**Material provided**:
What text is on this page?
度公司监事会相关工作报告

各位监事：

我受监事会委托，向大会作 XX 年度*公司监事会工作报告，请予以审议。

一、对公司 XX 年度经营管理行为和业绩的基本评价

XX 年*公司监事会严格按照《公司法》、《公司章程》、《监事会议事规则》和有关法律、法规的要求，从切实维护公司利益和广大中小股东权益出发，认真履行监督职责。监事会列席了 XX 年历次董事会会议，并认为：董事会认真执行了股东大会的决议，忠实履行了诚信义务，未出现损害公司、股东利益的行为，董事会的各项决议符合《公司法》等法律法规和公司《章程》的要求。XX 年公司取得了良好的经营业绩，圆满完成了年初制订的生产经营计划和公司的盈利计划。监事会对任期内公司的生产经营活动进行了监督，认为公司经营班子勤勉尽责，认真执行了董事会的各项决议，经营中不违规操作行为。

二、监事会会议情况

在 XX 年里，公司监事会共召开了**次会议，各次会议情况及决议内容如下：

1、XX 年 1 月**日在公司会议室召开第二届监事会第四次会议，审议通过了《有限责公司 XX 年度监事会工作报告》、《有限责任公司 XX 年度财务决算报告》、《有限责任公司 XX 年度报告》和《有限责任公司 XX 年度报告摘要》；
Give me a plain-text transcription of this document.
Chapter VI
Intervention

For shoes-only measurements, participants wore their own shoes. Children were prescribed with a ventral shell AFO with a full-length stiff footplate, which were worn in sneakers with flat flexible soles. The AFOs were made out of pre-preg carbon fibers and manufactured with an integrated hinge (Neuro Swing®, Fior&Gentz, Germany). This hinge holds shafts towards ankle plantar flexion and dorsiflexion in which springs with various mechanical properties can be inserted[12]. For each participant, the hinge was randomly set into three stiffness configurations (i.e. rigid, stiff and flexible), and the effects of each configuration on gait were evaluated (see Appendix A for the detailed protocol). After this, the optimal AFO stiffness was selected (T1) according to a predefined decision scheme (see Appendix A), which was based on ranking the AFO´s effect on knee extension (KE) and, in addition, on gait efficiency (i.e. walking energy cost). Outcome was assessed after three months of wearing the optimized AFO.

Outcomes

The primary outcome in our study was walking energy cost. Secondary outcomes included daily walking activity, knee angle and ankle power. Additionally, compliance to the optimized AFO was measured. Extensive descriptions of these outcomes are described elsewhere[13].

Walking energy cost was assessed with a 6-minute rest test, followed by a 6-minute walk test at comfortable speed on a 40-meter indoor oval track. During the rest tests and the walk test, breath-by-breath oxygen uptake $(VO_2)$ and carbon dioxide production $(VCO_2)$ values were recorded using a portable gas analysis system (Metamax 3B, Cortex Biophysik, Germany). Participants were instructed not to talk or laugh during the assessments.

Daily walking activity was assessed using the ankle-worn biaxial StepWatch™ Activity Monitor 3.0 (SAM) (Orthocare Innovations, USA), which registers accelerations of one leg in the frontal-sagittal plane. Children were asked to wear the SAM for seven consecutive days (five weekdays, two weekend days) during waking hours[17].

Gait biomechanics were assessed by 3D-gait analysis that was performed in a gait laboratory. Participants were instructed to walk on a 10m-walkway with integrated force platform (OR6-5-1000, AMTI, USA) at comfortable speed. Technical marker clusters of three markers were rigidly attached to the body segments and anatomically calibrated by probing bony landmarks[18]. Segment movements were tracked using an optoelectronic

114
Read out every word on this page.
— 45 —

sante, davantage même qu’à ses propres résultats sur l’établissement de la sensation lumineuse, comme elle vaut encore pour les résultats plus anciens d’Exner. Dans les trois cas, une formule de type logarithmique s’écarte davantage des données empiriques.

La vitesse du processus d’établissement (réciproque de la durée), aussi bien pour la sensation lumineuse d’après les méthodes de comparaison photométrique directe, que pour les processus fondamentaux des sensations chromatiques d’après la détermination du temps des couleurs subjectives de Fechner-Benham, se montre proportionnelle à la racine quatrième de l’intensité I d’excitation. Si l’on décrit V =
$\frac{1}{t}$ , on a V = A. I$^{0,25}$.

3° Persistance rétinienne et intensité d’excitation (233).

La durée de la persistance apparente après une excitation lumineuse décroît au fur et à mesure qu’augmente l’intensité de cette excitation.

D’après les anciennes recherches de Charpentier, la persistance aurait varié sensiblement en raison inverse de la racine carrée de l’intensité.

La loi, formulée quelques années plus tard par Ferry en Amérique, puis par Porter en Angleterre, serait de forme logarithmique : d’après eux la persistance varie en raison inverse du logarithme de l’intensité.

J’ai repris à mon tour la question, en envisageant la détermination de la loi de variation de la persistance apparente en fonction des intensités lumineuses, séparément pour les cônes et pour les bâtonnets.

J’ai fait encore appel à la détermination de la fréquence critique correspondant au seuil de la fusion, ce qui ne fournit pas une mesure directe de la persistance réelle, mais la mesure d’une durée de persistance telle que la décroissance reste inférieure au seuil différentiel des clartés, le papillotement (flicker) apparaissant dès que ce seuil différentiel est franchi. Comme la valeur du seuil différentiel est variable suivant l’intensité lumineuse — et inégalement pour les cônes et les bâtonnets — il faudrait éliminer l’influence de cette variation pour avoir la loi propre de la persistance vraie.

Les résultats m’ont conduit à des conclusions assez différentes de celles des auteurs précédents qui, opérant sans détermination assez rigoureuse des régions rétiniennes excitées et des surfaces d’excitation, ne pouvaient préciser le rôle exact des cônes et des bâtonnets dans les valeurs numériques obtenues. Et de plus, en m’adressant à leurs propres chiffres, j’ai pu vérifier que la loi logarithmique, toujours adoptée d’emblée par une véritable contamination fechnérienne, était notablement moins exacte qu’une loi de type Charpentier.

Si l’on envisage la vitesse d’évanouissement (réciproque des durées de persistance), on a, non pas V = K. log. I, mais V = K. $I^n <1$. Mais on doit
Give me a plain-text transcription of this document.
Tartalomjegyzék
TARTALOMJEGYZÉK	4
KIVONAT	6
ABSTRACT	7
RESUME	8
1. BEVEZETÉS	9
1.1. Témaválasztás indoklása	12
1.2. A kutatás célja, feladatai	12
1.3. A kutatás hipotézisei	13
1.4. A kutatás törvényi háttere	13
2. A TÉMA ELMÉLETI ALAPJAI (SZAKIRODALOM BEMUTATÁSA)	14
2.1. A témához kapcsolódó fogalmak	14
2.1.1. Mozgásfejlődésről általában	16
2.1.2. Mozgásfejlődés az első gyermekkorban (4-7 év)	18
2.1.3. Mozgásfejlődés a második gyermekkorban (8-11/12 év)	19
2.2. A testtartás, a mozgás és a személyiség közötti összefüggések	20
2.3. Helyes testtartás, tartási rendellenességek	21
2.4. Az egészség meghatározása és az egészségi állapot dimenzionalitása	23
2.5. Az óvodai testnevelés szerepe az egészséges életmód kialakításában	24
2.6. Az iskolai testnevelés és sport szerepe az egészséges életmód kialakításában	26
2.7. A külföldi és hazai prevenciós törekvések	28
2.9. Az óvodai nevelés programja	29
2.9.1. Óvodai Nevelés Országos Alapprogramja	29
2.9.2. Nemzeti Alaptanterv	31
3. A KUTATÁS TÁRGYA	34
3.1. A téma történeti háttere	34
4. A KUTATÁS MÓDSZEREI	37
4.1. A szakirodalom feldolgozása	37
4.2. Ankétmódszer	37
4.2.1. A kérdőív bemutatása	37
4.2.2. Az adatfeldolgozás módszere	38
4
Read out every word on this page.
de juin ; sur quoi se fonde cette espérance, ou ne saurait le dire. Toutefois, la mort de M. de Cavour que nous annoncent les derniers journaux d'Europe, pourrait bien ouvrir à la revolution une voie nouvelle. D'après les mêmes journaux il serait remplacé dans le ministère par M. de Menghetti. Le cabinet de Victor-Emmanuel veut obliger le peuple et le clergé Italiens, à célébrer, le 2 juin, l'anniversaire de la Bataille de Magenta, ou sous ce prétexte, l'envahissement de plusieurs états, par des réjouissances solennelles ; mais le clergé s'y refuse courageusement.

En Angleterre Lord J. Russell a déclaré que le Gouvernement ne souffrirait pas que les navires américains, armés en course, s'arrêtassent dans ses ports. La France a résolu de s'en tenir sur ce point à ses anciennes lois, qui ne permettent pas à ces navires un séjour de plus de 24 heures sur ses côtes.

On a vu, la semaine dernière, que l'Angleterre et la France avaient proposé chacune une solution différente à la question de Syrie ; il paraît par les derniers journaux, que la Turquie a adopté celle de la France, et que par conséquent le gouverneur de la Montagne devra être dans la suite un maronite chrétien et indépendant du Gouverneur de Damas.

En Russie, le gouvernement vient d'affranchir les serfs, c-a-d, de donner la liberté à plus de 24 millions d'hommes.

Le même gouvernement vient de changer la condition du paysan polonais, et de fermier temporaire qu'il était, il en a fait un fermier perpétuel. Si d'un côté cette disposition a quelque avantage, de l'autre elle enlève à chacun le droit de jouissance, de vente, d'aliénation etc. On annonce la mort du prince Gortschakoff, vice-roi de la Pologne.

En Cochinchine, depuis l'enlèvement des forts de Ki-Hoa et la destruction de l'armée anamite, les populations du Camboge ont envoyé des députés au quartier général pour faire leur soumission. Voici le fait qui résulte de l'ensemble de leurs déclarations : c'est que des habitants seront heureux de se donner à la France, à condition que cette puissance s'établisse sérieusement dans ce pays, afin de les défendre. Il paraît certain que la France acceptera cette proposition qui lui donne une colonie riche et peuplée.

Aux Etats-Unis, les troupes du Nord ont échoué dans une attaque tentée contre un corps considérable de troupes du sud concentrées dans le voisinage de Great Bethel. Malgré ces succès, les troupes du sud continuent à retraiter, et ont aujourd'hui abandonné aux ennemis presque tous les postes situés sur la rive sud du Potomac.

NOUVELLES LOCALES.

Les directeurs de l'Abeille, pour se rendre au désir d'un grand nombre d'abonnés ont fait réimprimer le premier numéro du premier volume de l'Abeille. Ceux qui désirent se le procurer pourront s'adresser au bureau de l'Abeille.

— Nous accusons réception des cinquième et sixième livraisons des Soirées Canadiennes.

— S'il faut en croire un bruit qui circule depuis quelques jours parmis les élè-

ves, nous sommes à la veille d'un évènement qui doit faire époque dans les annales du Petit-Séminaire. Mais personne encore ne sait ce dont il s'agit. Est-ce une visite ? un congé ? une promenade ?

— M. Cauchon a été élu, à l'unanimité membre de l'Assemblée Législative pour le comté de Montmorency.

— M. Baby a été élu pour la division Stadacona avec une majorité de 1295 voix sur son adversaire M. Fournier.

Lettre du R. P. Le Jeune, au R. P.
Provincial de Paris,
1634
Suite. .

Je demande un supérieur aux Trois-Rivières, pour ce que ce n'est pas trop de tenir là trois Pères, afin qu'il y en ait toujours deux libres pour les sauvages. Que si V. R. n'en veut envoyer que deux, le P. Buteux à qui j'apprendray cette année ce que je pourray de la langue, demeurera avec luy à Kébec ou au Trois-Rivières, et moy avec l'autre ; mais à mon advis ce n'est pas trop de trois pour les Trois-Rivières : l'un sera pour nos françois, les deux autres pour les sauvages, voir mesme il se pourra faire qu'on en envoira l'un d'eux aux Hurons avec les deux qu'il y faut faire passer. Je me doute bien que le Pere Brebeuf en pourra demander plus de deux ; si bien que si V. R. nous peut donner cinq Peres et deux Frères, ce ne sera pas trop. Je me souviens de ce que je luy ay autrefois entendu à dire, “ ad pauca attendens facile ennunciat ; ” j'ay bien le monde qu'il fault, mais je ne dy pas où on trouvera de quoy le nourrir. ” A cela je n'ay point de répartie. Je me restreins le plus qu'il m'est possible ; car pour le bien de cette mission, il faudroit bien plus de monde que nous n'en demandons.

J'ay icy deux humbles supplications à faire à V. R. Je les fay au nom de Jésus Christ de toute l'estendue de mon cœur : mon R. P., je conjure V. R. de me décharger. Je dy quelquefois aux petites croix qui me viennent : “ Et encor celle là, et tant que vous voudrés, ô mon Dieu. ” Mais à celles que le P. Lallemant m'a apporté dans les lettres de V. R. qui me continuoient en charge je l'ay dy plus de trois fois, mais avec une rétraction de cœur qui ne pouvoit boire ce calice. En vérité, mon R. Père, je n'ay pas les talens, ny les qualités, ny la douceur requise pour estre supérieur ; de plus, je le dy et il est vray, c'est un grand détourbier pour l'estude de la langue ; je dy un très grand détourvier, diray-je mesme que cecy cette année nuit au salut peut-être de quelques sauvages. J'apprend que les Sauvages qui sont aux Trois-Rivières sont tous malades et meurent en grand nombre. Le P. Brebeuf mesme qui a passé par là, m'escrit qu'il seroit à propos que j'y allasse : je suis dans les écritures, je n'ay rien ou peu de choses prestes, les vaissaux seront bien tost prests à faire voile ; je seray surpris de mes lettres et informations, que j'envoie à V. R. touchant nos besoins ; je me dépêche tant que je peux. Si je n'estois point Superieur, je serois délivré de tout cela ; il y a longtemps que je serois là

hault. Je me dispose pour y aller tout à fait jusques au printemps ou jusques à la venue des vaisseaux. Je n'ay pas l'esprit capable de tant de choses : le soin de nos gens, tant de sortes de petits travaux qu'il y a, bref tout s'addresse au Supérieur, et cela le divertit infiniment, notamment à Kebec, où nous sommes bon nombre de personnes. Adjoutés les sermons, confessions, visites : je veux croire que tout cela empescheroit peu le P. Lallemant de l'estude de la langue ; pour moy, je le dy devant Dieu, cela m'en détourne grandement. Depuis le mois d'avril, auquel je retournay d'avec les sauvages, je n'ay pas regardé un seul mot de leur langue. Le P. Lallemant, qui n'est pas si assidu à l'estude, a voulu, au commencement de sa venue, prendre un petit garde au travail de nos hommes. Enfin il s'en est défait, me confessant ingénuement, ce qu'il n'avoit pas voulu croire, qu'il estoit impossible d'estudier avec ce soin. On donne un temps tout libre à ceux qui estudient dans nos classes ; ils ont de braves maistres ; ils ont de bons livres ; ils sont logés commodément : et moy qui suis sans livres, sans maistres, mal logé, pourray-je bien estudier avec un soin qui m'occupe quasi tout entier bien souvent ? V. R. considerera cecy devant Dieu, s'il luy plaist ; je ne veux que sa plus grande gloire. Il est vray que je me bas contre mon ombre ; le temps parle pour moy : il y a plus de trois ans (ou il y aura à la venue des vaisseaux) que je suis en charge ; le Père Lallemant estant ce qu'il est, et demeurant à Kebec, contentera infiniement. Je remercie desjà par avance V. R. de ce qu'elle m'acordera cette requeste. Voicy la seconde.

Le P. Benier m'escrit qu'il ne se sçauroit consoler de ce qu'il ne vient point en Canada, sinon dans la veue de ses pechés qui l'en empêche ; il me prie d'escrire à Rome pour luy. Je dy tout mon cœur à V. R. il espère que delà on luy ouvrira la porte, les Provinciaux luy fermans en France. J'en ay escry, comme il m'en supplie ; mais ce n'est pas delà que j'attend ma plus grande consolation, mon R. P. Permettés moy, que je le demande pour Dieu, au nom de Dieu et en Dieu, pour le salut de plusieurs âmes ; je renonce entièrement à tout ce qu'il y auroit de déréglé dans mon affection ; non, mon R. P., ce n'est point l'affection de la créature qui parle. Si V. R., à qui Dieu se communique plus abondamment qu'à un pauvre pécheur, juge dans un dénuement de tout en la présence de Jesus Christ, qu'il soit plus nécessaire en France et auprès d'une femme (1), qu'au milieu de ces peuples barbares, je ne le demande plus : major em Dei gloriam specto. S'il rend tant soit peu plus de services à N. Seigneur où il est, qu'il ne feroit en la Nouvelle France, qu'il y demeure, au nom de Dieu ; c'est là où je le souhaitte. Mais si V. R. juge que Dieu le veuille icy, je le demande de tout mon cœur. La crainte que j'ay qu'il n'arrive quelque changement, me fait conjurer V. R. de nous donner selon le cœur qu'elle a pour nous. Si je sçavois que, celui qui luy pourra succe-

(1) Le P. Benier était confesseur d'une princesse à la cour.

**What is required**:
Among the entries above, how many lines include the word "gyermekkorban"? Reply with the number only.

**Task result**:
2